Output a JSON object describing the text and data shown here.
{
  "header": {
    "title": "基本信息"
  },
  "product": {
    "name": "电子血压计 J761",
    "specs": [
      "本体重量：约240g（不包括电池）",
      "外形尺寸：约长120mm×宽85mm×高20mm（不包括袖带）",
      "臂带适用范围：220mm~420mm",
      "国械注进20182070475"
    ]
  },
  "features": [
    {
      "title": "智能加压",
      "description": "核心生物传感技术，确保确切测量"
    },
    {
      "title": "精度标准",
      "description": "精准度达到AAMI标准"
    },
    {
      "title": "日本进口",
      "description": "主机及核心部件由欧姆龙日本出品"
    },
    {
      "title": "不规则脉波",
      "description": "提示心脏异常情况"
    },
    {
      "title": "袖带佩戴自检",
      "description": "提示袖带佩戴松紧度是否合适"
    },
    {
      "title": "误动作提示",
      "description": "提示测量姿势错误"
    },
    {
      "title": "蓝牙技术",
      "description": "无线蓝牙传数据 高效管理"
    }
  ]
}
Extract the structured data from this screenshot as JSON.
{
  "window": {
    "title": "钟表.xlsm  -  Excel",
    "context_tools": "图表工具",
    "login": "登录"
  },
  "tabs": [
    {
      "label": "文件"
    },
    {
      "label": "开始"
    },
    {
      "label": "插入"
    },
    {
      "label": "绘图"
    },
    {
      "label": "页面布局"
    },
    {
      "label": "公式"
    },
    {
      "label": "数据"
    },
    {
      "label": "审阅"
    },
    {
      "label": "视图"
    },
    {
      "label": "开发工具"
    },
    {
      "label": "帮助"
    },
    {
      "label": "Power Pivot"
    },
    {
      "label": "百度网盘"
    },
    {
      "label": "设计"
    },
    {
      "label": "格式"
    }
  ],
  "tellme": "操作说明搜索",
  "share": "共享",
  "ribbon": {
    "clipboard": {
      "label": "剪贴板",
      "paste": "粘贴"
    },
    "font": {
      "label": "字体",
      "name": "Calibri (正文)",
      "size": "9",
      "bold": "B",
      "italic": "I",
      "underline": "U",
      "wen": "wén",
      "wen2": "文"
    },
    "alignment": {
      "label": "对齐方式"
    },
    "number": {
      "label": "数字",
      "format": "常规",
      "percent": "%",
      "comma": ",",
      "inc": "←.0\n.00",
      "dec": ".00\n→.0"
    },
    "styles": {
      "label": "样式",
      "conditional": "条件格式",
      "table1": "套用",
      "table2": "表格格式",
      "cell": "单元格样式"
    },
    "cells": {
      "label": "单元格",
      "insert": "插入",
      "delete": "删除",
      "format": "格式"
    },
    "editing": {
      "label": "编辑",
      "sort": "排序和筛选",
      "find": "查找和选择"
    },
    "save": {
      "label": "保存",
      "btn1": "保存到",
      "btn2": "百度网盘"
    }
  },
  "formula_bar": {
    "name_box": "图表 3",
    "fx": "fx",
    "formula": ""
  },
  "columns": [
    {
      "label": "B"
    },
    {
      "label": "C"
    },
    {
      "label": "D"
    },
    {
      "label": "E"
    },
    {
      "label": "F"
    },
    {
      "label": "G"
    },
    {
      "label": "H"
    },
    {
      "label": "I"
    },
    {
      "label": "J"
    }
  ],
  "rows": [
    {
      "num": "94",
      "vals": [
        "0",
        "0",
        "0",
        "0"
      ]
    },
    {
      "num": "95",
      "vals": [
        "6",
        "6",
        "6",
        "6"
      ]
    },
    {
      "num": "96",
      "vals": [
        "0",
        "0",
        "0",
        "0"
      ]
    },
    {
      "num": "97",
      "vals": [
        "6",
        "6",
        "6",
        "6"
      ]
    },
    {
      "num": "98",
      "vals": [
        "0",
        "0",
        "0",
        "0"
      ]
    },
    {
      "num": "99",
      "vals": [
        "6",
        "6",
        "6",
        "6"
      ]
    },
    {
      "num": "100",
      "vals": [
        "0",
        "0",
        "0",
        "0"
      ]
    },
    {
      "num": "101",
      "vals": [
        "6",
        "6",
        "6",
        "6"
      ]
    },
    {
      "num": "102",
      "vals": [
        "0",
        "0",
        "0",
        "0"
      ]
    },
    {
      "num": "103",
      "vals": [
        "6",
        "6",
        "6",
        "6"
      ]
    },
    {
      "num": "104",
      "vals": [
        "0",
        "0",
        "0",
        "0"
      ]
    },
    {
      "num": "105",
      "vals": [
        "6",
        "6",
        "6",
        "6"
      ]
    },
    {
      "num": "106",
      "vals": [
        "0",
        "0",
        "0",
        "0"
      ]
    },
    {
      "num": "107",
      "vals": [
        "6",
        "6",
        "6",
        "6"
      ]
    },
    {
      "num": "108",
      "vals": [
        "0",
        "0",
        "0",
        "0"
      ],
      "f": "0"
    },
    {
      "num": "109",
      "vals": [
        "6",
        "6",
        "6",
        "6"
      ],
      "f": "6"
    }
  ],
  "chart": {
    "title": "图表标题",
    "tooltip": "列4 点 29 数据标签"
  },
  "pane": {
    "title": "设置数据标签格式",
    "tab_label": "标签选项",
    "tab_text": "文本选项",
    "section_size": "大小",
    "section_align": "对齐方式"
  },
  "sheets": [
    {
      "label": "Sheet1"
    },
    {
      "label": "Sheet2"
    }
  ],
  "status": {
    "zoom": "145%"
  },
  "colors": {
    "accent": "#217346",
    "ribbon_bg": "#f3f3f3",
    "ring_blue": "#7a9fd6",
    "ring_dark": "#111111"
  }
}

· · · · ·

- **Brief**: Copy out every line from the records that has the word "JSON".

- **Task solution**:
Output a JSON object describing the text and data shown here.
Extract the structured data from this screenshot as JSON.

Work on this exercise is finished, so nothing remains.